[Data records]
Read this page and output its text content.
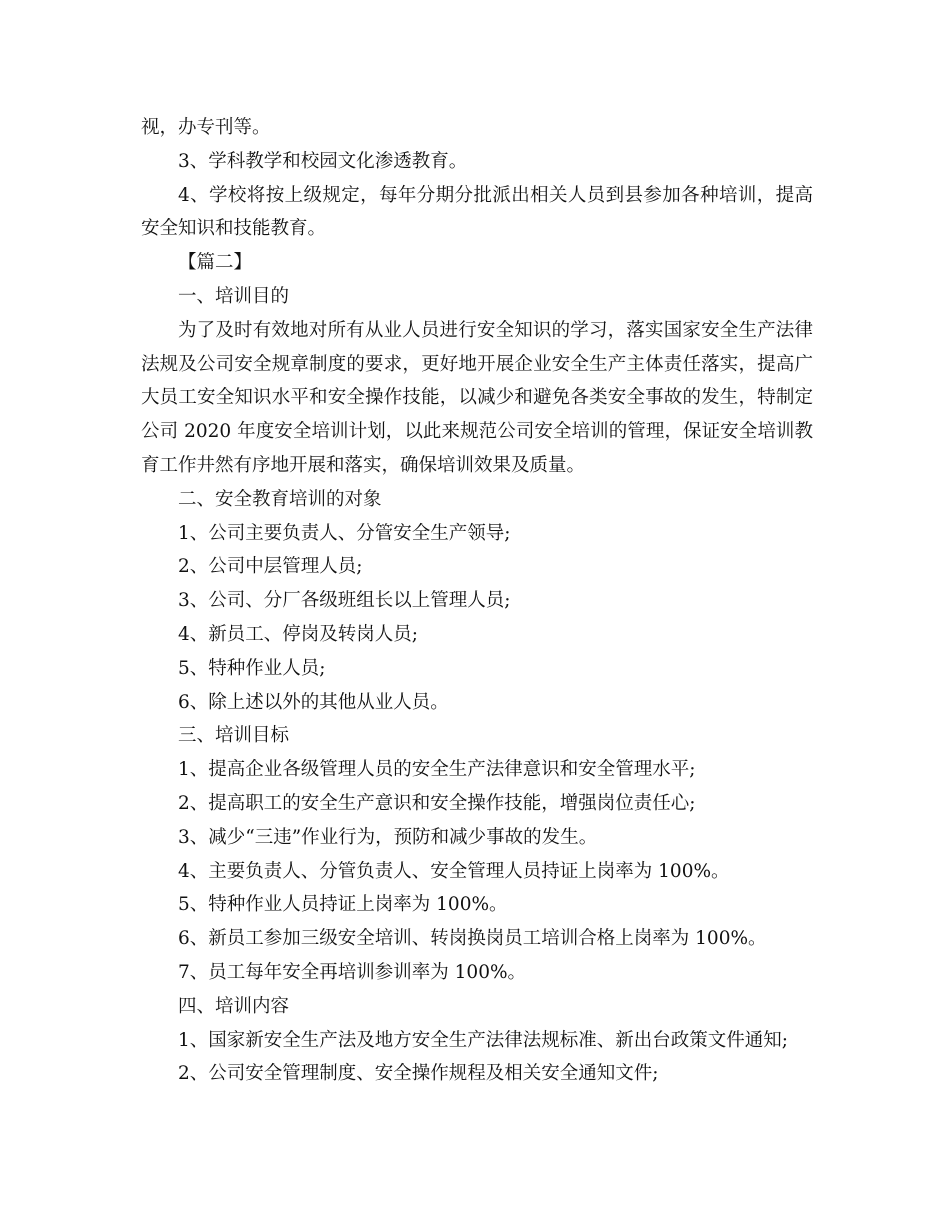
视，办专刊等。

3、学科教学和校园文化渗透教育。

4、学校将按上级规定，每年分期分批派出相关人员到县参加各种培训，提高安全知识和技能教育。

【篇二】

一、培训目的

为了及时有效地对所有从业人员进行安全知识的学习，落实国家安全生产法律法规及公司安全规章制度的要求，更好地开展企业安全生产主体责任落实，提高广大员工安全知识水平和安全操作技能，以减少和避免各类安全事故的发生，特制定公司 2020 年度安全培训计划，以此来规范公司安全培训的管理，保证安全培训教育工作井然有序地开展和落实，确保培训效果及质量。

二、安全教育培训的对象

1、公司主要负责人、分管安全生产领导;

2、公司中层管理人员;

3、公司、分厂各级班组长以上管理人员;

4、新员工、停岗及转岗人员;

5、特种作业人员;

6、除上述以外的其他从业人员。

三、培训目标

1、提高企业各级管理人员的安全生产法律意识和安全管理水平;

2、提高职工的安全生产意识和安全操作技能，增强岗位责任心;

3、减少“三违”作业行为，预防和减少事故的发生。

4、主要负责人、分管负责人、安全管理人员持证上岗率为 100%。

5、特种作业人员持证上岗率为 100%。

6、新员工参加三级安全培训、转岗换岗员工培训合格上岗率为 100%。

7、员工每年安全再培训参训率为 100%。

四、培训内容

1、国家新安全生产法及地方安全生产法律法规标准、新出台政策文件通知;

2、公司安全管理制度、安全操作规程及相关安全通知文件;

--- Exercise prompt ---
Leave every image out, and retype the material exactly.

--- Task response ---
Read this page and output its text content.
视，办专刊等。

3、学科教学和校园文化渗透教育。

4、学校将按上级规定，每年分期分批派出相关人员到县参加各种培训，提高安全知识和技能教育。

【篇二】

一、培训目的

为了及时有效地对所有从业人员进行安全知识的学习，落实国家安全生产法律法规及公司安全规章制度的要求，更好地开展企业安全生产主体责任落实，提高广大员工安全知识水平和安全操作技能，以减少和避免各类安全事故的发生，特制定公司 2020 年度安全培训计划，以此来规范公司安全培训的管理，保证安全培训教育工作井然有序地开展和落实，确保培训效果及质量。

二、安全教育培训的对象

1、公司主要负责人、分管安全生产领导;

2、公司中层管理人员;

3、公司、分厂各级班组长以上管理人员;

4、新员工、停岗及转岗人员;

5、特种作业人员;

6、除上述以外的其他从业人员。

三、培训目标

1、提高企业各级管理人员的安全生产法律意识和安全管理水平;

2、提高职工的安全生产意识和安全操作技能，增强岗位责任心;

3、减少“三违”作业行为，预防和减少事故的发生。

4、主要负责人、分管负责人、安全管理人员持证上岗率为 100%。

5、特种作业人员持证上岗率为 100%。

6、新员工参加三级安全培训、转岗换岗员工培训合格上岗率为 100%。

7、员工每年安全再培训参训率为 100%。

四、培训内容

1、国家新安全生产法及地方安全生产法律法规标准、新出台政策文件通知;

2、公司安全管理制度、安全操作规程及相关安全通知文件;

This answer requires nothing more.